# [Requirements]
List every line below containing "Primary".

# [Records provided]
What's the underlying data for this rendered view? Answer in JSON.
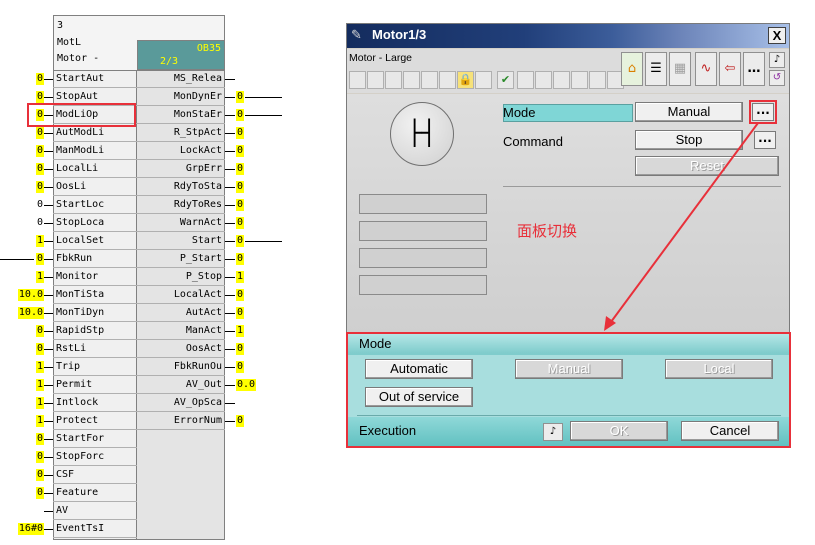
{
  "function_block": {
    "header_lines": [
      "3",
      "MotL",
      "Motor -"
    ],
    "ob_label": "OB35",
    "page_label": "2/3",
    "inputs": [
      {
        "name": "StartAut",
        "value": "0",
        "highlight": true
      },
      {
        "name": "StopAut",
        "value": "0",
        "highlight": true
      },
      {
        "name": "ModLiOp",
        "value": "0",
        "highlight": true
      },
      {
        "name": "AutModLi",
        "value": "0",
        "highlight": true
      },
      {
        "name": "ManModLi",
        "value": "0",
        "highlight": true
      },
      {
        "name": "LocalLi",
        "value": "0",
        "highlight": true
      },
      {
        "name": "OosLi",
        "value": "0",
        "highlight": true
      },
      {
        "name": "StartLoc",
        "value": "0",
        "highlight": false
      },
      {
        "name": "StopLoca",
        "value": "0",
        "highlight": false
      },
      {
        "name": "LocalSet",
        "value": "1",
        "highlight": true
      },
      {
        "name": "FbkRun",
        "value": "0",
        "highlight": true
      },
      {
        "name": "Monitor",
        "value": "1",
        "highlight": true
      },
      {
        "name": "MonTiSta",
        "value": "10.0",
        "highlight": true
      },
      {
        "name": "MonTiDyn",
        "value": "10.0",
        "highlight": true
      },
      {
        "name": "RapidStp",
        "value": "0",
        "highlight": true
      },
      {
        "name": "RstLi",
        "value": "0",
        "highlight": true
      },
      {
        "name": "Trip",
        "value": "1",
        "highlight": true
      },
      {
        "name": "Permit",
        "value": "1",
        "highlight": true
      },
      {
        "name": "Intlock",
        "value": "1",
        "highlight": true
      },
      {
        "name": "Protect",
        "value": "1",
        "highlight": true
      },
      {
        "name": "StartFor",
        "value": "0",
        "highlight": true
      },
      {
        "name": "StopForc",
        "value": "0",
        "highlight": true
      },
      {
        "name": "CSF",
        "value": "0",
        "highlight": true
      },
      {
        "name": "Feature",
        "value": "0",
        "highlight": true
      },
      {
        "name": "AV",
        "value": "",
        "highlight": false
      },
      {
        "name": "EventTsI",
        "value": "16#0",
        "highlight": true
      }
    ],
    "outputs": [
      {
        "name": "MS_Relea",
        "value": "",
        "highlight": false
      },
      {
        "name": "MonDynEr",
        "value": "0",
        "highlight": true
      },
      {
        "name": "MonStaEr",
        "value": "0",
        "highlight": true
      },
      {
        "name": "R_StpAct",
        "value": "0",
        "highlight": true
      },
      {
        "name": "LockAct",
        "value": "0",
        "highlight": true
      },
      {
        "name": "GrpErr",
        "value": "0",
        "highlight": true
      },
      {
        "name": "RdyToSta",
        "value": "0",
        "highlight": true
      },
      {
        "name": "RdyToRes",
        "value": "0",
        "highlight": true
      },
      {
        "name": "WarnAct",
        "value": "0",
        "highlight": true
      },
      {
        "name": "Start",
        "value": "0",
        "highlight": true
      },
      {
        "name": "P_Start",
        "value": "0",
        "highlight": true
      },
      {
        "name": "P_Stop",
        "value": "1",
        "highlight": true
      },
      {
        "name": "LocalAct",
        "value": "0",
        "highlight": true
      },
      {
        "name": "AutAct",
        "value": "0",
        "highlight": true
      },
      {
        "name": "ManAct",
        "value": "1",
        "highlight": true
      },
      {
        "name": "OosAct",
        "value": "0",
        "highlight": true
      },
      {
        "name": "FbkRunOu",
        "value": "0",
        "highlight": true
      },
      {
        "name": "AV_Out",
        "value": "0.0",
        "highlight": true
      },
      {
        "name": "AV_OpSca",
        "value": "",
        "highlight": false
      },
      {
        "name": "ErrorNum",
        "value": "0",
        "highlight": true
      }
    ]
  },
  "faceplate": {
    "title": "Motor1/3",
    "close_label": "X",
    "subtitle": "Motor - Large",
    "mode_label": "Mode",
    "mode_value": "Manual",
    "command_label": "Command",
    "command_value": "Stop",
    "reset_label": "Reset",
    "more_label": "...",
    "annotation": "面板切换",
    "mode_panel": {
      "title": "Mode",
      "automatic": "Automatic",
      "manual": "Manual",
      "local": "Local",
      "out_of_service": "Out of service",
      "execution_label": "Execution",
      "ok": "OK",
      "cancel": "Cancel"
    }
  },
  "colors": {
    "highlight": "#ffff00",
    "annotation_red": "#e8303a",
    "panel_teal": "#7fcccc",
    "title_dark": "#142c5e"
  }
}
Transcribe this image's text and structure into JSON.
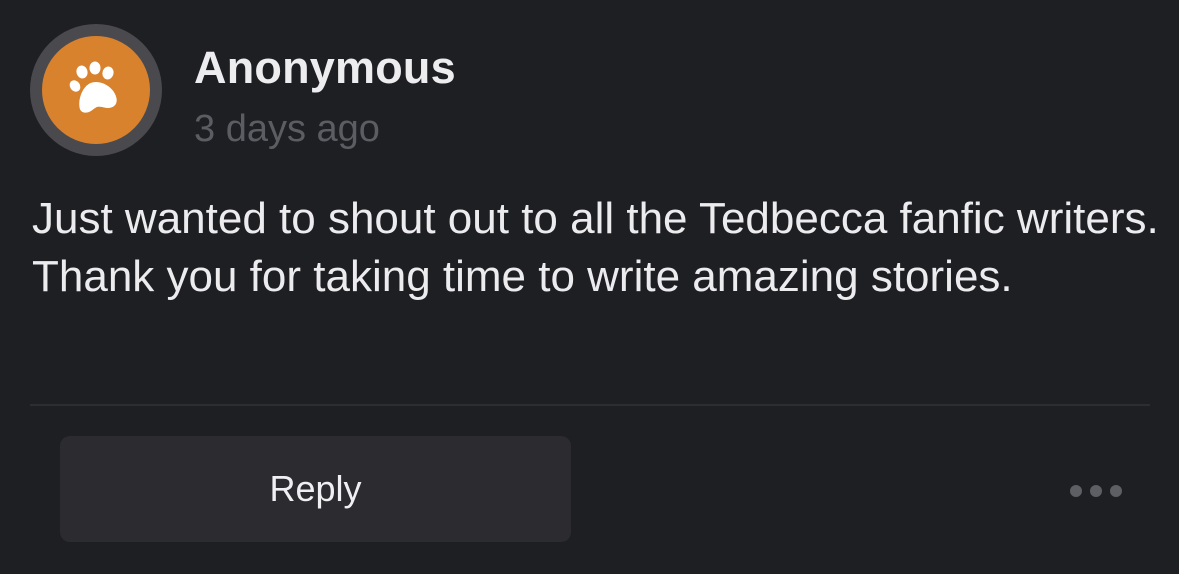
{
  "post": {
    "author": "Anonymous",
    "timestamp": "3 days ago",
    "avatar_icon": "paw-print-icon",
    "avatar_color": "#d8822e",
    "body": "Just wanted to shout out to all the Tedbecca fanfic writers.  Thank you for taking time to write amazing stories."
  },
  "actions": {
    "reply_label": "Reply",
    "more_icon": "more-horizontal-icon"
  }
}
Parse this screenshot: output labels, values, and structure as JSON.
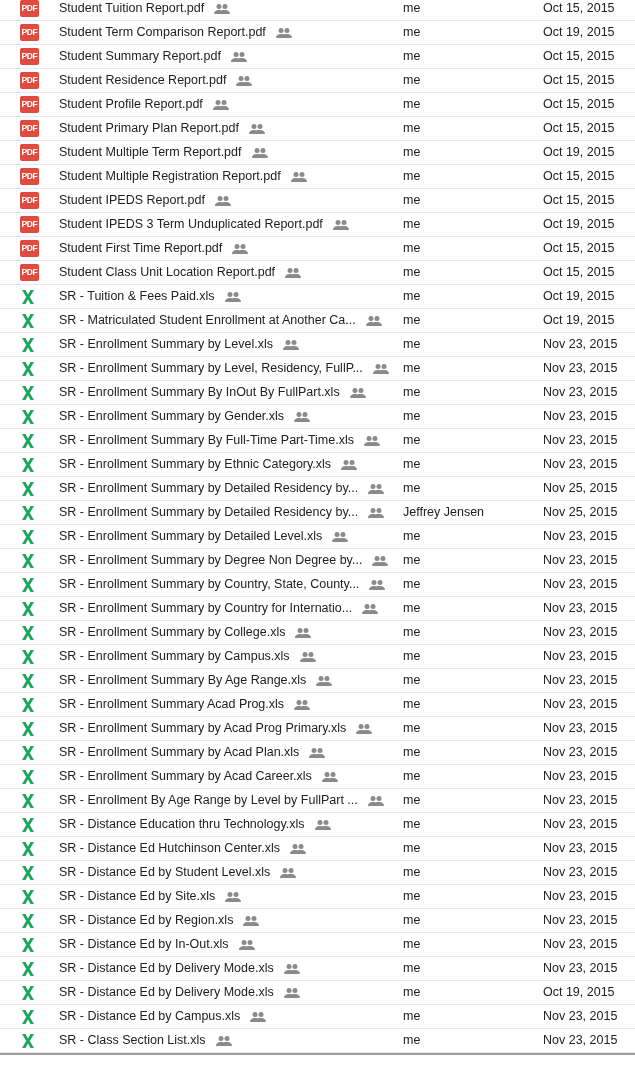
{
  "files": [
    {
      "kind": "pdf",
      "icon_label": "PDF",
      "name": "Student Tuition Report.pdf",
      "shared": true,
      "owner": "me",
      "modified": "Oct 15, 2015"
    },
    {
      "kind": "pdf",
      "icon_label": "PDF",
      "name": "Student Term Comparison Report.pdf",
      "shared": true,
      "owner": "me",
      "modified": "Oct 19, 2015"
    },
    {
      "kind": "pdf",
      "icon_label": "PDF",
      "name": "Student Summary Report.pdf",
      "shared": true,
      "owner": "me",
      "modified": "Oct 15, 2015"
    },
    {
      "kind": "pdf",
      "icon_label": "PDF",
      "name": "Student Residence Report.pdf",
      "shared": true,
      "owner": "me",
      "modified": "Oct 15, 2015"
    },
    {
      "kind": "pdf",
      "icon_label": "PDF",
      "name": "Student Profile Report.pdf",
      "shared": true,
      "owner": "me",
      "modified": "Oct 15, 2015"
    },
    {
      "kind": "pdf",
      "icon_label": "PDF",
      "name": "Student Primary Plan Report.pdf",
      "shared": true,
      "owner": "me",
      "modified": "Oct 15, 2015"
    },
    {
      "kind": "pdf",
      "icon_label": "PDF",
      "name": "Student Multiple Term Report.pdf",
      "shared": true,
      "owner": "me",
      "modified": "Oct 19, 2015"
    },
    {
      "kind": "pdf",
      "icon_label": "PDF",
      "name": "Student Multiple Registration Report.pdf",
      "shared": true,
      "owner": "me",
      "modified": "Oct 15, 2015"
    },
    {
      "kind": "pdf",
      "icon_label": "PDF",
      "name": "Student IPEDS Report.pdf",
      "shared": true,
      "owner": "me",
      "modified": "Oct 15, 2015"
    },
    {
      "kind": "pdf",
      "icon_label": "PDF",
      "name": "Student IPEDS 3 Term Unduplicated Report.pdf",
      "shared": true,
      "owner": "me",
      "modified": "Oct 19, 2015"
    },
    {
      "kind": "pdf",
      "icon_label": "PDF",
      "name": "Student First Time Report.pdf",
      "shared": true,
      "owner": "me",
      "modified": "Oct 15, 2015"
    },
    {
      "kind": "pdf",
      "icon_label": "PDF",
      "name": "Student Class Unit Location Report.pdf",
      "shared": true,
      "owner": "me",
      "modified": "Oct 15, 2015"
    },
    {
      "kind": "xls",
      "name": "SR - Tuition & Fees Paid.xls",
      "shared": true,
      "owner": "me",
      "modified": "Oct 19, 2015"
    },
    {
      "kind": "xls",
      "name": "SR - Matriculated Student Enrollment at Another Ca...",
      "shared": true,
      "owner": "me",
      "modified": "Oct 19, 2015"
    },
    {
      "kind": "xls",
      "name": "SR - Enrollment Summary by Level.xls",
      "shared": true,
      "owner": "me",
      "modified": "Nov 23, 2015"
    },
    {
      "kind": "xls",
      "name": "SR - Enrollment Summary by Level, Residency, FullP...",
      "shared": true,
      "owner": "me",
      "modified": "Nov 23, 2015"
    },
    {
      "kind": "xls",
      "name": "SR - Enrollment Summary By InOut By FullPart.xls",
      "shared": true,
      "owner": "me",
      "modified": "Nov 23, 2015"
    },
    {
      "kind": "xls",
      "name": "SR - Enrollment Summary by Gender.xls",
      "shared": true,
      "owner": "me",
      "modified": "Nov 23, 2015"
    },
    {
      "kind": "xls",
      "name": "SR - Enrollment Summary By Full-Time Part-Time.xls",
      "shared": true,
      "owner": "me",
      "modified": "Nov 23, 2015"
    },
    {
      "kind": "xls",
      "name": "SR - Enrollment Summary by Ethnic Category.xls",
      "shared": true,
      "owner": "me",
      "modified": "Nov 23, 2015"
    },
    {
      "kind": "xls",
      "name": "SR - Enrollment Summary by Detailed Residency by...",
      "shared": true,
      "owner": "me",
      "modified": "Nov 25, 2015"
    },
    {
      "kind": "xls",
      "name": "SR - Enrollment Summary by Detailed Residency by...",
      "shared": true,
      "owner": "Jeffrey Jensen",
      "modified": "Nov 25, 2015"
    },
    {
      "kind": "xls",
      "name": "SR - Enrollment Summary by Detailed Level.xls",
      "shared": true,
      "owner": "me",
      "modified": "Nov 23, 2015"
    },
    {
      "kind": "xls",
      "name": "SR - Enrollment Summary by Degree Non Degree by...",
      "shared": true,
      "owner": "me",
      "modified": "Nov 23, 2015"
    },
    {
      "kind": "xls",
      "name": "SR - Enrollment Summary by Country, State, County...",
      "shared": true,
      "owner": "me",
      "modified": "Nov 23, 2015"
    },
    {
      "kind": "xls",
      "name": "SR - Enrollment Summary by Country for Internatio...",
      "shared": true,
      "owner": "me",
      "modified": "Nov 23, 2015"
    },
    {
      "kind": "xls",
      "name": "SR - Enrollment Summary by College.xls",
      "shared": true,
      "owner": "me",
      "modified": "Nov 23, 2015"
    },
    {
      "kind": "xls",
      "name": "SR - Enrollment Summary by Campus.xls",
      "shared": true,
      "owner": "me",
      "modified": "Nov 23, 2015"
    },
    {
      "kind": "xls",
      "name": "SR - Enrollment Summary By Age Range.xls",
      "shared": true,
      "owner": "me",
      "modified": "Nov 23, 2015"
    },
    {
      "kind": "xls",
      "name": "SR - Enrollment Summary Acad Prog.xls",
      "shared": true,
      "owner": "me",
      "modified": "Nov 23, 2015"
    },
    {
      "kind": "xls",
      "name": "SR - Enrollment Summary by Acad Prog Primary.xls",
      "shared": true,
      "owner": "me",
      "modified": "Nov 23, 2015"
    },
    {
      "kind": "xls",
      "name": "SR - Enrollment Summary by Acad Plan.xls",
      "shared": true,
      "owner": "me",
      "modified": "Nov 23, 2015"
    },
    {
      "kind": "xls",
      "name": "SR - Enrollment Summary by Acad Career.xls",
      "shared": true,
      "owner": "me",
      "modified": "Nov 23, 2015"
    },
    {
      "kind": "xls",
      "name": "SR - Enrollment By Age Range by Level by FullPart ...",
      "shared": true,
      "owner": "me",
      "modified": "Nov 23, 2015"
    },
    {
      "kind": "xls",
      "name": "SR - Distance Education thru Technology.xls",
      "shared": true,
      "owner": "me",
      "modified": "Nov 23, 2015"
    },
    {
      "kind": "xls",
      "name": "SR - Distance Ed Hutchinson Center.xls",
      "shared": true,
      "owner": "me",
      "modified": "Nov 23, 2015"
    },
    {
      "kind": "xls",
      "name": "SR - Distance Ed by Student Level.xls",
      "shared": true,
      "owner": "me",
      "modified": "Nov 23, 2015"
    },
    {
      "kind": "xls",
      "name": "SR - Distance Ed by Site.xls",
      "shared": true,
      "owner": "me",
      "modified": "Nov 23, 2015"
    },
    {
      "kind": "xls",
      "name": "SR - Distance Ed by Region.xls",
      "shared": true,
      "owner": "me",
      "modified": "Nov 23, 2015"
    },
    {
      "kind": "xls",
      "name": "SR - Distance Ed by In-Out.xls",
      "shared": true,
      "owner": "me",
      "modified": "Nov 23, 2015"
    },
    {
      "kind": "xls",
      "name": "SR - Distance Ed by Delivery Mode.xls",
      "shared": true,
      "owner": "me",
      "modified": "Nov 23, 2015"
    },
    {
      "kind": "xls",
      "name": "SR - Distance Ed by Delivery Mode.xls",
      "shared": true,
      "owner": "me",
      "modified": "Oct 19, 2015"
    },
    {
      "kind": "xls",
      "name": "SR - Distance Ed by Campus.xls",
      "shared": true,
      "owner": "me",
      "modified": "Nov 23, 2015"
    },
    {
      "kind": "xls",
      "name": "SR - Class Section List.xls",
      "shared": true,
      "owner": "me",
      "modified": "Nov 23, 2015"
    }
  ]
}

# [Output of the exercise]
      "name": "Student Primary Plan Report.pdf",
      "name": "SR - Enrollment Summary by Acad Prog Primary.xls",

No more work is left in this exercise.